» **Your objective**: Filter the data for lines with the word "guangdong", then copy every line so identified.

» **Figure dataset records**:
:::::
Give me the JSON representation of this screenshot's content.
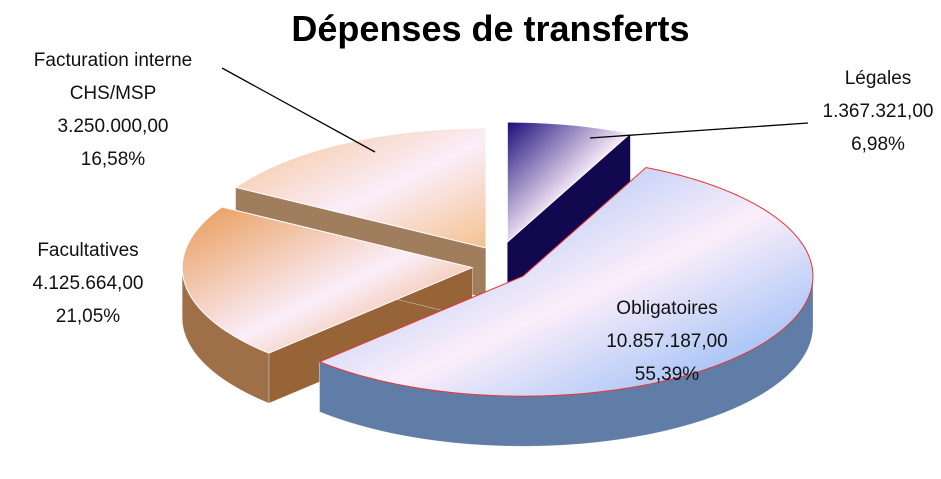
{
  "chart_data": {
    "type": "pie3d",
    "title": "Dépenses de transferts",
    "categories": [
      "Légales",
      "Obligatoires",
      "Facultatives",
      "Facturation interne CHS/MSP"
    ],
    "values": [
      1367321,
      10857187,
      4125664,
      3250000
    ],
    "value_labels": [
      "1.367.321,00",
      "10.857.187,00",
      "4.125.664,00",
      "3.250.000,00"
    ],
    "percentages": [
      6.98,
      55.39,
      21.05,
      16.58
    ],
    "percentage_labels": [
      "6,98%",
      "55,39%",
      "21,05%",
      "16,58%"
    ],
    "colors": [
      "#1b0d7a",
      "#7fb0f5",
      "#e89a55",
      "#f4c18f"
    ]
  }
}
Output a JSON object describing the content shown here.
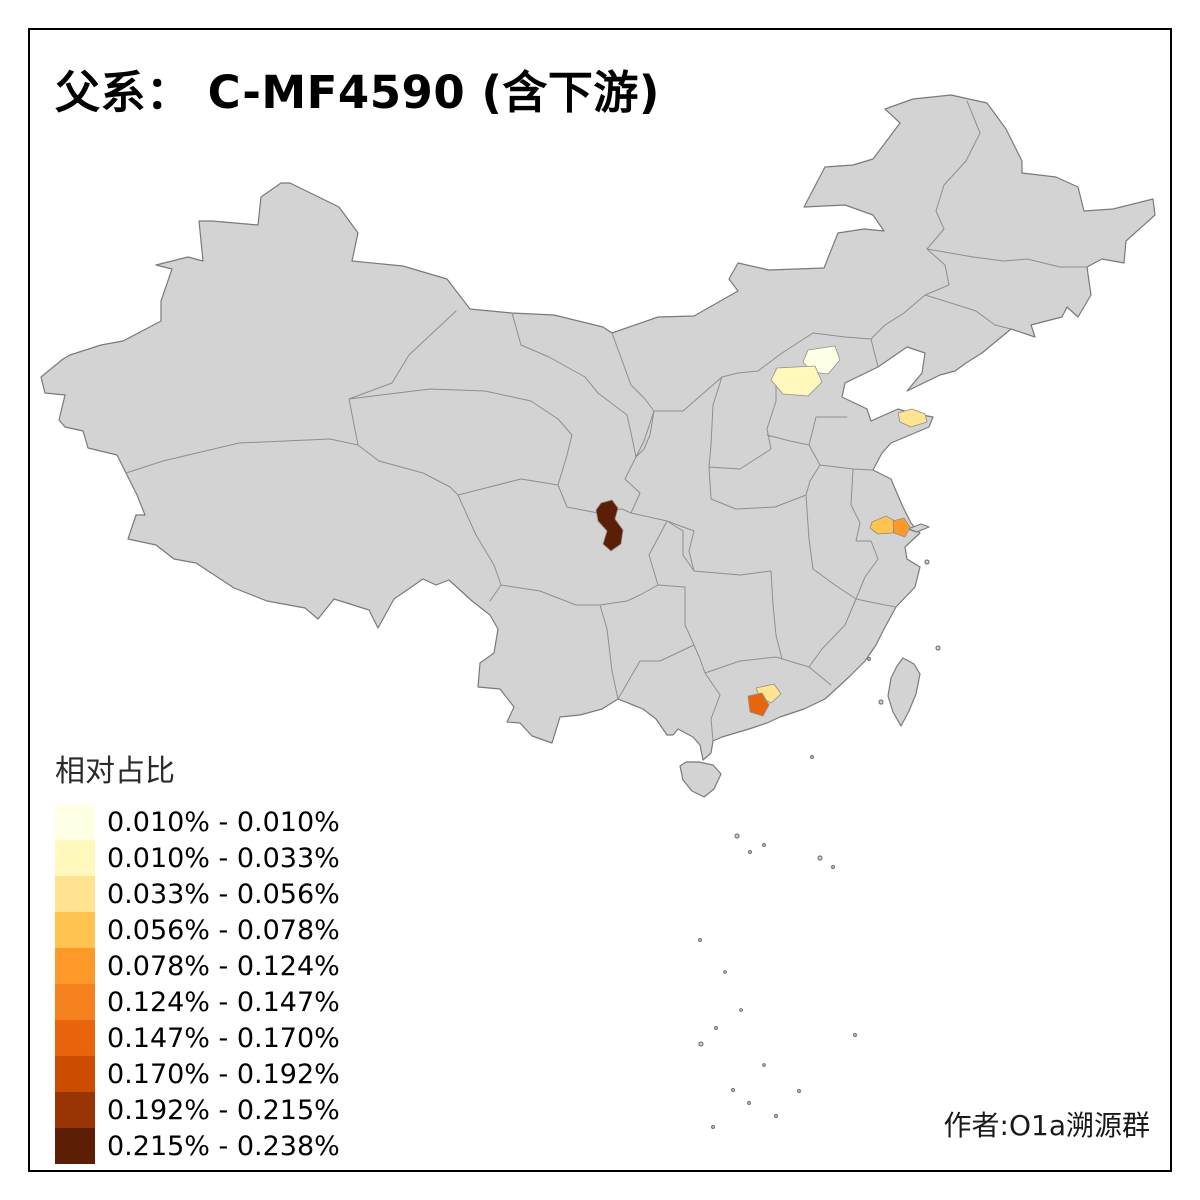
{
  "title": "父系： C-MF4590 (含下游)",
  "legend": {
    "title": "相对占比",
    "items": [
      {
        "range": "0.010% - 0.010%",
        "color": "#FFFFE5"
      },
      {
        "range": "0.010% - 0.033%",
        "color": "#FFF7BC"
      },
      {
        "range": "0.033% - 0.056%",
        "color": "#FEE391"
      },
      {
        "range": "0.056% - 0.078%",
        "color": "#FEC44F"
      },
      {
        "range": "0.078% - 0.124%",
        "color": "#FE9929"
      },
      {
        "range": "0.124% - 0.147%",
        "color": "#F5821F"
      },
      {
        "range": "0.147% - 0.170%",
        "color": "#E8650D"
      },
      {
        "range": "0.170% - 0.192%",
        "color": "#CC4C02"
      },
      {
        "range": "0.192% - 0.215%",
        "color": "#993404"
      },
      {
        "range": "0.215% - 0.238%",
        "color": "#5C1F05"
      }
    ]
  },
  "attribution": "作者:O1a溯源群",
  "map": {
    "land_fill": "#D3D3D3",
    "coast_stroke": "#7A7A7A",
    "border_stroke": "#8F8F8F",
    "background": "#FFFFFF",
    "regions": [
      {
        "name": "highlight-region-beijing-area",
        "class_index": 0
      },
      {
        "name": "highlight-region-hebei-area",
        "class_index": 1
      },
      {
        "name": "highlight-region-shandong-peninsula",
        "class_index": 2
      },
      {
        "name": "highlight-region-jiangsu-west",
        "class_index": 3
      },
      {
        "name": "highlight-region-jiangsu-east",
        "class_index": 4
      },
      {
        "name": "highlight-region-guangdong-fringe",
        "class_index": 2
      },
      {
        "name": "highlight-region-guangdong-core",
        "class_index": 6
      },
      {
        "name": "highlight-region-sichuan-dark",
        "class_index": 9
      }
    ]
  }
}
:::::
» **Result of this exercise**:
        "name": "highlight-region-guangdong-fringe",
        "name": "highlight-region-guangdong-core",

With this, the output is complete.